Select all lines in the records that include "Lyhytaikaiset".

_ _ _ _ _

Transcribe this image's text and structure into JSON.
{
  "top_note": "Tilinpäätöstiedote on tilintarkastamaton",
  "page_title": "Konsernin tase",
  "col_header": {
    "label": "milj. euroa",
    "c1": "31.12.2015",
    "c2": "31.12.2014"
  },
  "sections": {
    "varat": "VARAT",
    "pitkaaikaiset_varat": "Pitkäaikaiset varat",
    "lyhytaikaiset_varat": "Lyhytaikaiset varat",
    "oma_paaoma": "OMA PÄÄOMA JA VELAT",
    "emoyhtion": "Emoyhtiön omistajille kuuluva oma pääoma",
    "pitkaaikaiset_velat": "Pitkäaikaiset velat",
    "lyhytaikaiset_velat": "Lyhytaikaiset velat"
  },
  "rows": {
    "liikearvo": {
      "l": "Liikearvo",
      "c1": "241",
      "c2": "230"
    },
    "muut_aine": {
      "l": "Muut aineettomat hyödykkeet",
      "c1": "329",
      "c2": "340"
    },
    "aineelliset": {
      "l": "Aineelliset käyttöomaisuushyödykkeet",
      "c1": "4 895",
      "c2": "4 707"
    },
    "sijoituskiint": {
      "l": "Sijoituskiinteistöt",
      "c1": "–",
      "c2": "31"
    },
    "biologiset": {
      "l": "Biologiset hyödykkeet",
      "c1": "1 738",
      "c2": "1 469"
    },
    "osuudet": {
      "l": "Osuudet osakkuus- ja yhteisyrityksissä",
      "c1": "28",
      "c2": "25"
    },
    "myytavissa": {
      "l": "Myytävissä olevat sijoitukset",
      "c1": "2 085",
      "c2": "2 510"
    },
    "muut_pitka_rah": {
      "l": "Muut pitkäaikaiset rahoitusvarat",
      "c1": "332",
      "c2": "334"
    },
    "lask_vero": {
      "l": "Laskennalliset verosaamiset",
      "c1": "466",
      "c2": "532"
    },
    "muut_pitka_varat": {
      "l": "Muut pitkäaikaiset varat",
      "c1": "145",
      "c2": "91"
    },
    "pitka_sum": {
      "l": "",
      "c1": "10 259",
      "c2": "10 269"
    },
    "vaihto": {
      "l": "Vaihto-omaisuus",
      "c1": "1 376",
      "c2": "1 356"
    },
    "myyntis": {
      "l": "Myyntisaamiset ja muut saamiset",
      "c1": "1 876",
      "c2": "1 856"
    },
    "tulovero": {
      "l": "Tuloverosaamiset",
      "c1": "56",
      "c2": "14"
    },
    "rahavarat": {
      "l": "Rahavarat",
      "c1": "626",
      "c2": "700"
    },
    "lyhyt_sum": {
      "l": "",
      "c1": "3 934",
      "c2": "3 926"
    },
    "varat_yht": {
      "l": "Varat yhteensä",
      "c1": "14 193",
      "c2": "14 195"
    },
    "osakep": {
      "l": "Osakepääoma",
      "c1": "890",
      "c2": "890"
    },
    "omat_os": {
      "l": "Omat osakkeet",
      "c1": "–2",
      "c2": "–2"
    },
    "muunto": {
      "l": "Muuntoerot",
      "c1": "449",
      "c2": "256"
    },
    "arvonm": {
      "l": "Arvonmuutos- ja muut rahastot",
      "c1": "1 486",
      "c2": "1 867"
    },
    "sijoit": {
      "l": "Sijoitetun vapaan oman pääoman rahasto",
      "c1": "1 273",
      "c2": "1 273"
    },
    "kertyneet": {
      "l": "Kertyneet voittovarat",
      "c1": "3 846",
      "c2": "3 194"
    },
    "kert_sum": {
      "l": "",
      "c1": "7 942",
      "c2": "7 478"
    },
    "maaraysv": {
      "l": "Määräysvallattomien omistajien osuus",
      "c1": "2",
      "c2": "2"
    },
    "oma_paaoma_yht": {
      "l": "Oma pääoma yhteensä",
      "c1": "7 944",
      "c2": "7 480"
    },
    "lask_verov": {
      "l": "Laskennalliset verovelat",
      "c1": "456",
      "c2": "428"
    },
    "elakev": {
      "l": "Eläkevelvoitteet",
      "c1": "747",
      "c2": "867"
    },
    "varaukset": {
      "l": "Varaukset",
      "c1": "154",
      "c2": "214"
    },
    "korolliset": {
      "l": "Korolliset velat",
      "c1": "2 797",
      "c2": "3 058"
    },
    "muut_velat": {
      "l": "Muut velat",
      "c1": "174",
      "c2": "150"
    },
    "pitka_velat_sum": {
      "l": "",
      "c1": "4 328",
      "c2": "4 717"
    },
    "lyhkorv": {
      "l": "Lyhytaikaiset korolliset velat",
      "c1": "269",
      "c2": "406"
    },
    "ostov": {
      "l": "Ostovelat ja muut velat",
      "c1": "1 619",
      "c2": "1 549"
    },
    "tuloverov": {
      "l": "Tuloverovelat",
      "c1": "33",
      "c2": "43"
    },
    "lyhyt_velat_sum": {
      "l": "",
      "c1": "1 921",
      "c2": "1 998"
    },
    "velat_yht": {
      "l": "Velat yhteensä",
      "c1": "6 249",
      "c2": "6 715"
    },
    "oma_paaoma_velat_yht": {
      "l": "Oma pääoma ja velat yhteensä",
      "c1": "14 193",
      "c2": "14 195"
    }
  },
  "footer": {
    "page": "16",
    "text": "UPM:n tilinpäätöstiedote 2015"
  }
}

_ _ _ _ _

• Exercise answer:
    "lyhytaikaiset_varat": "Lyhytaikaiset varat",
    "lyhytaikaiset_velat": "Lyhytaikaiset velat"
      "l": "Lyhytaikaiset korolliset velat",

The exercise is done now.